STATED EXERCISE:
Retype the material in full, keeping every word the same.

ENTRIES SUPPLIED:
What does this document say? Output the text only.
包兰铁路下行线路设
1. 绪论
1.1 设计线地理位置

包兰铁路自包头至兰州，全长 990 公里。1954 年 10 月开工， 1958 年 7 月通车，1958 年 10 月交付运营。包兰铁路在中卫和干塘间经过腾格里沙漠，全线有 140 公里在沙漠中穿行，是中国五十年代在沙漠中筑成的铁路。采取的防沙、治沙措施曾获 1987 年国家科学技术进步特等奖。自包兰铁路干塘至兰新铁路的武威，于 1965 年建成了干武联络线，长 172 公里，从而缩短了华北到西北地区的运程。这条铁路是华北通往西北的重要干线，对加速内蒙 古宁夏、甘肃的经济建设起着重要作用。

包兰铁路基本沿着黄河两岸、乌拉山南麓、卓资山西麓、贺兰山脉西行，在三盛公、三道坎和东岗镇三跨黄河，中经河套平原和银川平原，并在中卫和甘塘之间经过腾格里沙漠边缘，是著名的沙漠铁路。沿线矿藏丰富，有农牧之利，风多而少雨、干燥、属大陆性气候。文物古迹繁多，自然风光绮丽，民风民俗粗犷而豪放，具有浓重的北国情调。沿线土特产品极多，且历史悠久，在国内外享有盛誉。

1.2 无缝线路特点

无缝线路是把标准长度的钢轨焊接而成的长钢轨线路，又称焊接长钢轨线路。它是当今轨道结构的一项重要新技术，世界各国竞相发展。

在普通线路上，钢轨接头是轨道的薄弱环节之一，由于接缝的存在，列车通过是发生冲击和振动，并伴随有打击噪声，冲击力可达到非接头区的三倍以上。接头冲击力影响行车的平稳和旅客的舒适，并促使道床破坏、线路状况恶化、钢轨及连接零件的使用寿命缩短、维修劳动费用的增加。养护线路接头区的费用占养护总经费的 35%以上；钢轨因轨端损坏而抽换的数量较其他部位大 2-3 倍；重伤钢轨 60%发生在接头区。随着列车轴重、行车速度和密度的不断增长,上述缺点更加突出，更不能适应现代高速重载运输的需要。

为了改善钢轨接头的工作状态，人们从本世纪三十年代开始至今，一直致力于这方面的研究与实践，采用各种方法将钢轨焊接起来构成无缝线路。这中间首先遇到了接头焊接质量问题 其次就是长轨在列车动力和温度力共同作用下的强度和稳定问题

RESPONSE FOR THIS EXERCISE:
What does this document say? Output the text only.
包兰铁路下行线路设
1. 绪论
1.1 设计线地理位置

包兰铁路自包头至兰州，全长 990 公里。1954 年 10 月开工， 1958 年 7 月通车，1958 年 10 月交付运营。包兰铁路在中卫和干塘间经过腾格里沙漠，全线有 140 公里在沙漠中穿行，是中国五十年代在沙漠中筑成的铁路。采取的防沙、治沙措施曾获 1987 年国家科学技术进步特等奖。自包兰铁路干塘至兰新铁路的武威，于 1965 年建成了干武联络线，长 172 公里，从而缩短了华北到西北地区的运程。这条铁路是华北通往西北的重要干线，对加速内蒙 古宁夏、甘肃的经济建设起着重要作用。

包兰铁路基本沿着黄河两岸、乌拉山南麓、卓资山西麓、贺兰山脉西行，在三盛公、三道坎和东岗镇三跨黄河，中经河套平原和银川平原，并在中卫和甘塘之间经过腾格里沙漠边缘，是著名的沙漠铁路。沿线矿藏丰富，有农牧之利，风多而少雨、干燥、属大陆性气候。文物古迹繁多，自然风光绮丽，民风民俗粗犷而豪放，具有浓重的北国情调。沿线土特产品极多，且历史悠久，在国内外享有盛誉。

1.2 无缝线路特点

无缝线路是把标准长度的钢轨焊接而成的长钢轨线路，又称焊接长钢轨线路。它是当今轨道结构的一项重要新技术，世界各国竞相发展。

在普通线路上，钢轨接头是轨道的薄弱环节之一，由于接缝的存在，列车通过是发生冲击和振动，并伴随有打击噪声，冲击力可达到非接头区的三倍以上。接头冲击力影响行车的平稳和旅客的舒适，并促使道床破坏、线路状况恶化、钢轨及连接零件的使用寿命缩短、维修劳动费用的增加。养护线路接头区的费用占养护总经费的 35%以上；钢轨因轨端损坏而抽换的数量较其他部位大 2-3 倍；重伤钢轨 60%发生在接头区。随着列车轴重、行车速度和密度的不断增长,上述缺点更加突出，更不能适应现代高速重载运输的需要。

为了改善钢轨接头的工作状态，人们从本世纪三十年代开始至今，一直致力于这方面的研究与实践，采用各种方法将钢轨焊接起来构成无缝线路。这中间首先遇到了接头焊接质量问题 其次就是长轨在列车动力和温度力共同作用下的强度和稳定问题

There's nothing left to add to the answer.